--- Required task ---
Lines that include the word "each" are the ones to copy.

_ _ _ _

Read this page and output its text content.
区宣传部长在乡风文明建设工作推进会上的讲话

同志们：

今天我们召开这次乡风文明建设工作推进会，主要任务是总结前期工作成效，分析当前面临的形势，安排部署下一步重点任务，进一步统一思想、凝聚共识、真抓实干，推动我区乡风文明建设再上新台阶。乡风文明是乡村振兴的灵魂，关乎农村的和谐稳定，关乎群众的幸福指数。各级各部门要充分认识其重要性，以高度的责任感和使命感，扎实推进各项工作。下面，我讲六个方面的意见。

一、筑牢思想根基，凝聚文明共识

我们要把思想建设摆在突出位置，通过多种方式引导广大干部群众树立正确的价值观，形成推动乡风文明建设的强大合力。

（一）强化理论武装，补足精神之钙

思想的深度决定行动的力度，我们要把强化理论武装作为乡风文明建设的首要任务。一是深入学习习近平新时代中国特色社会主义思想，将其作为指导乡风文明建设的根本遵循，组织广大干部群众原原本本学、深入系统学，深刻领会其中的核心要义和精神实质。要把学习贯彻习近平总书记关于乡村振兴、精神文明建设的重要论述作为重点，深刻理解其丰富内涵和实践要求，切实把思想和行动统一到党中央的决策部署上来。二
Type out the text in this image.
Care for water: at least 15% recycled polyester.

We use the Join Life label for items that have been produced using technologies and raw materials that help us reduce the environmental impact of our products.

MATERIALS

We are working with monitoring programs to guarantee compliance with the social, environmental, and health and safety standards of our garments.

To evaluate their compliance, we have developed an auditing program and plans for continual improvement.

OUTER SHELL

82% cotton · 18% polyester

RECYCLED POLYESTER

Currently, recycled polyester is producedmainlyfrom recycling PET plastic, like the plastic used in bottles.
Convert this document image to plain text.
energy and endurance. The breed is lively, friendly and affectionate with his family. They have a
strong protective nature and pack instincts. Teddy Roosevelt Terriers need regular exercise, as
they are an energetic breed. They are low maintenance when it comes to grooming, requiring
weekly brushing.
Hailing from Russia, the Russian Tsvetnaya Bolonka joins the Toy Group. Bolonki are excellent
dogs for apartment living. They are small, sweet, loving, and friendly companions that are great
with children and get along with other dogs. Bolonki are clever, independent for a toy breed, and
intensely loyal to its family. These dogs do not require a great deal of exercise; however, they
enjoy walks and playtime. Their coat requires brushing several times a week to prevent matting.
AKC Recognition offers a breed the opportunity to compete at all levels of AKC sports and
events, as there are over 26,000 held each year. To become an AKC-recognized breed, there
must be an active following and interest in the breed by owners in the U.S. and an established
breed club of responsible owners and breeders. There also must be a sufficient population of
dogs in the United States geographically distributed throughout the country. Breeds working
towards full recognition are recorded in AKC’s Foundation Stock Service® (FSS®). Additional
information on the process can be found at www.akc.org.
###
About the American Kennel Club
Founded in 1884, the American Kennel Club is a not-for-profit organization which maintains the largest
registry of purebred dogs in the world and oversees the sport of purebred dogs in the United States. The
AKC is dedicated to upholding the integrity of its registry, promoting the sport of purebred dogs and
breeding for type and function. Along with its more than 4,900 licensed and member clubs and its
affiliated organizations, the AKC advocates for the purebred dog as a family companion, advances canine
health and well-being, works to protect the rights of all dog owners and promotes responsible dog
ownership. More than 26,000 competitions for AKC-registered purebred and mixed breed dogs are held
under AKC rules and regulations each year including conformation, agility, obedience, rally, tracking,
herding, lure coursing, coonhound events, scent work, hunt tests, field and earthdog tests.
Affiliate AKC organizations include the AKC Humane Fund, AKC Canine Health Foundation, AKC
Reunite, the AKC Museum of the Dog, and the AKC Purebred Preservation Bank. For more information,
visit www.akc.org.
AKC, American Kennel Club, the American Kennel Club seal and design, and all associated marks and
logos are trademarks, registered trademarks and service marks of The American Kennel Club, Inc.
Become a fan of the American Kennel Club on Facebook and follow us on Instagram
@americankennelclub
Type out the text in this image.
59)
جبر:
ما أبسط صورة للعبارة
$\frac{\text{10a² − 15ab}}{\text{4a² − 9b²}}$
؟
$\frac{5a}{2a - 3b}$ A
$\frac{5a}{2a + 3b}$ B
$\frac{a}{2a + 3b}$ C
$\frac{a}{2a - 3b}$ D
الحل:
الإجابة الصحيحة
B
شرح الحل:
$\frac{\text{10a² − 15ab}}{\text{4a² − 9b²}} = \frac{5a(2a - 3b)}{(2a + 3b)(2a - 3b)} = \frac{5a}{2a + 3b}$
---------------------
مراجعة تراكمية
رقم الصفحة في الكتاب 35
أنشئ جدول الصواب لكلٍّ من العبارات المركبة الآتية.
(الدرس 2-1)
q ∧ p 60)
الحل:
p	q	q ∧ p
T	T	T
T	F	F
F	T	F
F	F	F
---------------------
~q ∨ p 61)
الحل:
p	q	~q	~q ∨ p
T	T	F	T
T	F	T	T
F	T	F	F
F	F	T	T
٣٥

_ _ _ _

--- Response for this exercise ---
events, as there are over 26,000 held each year. To become an AKC-recognized breed, there
under AKC rules and regulations each year including conformation, agility, obedience, rally, tracking,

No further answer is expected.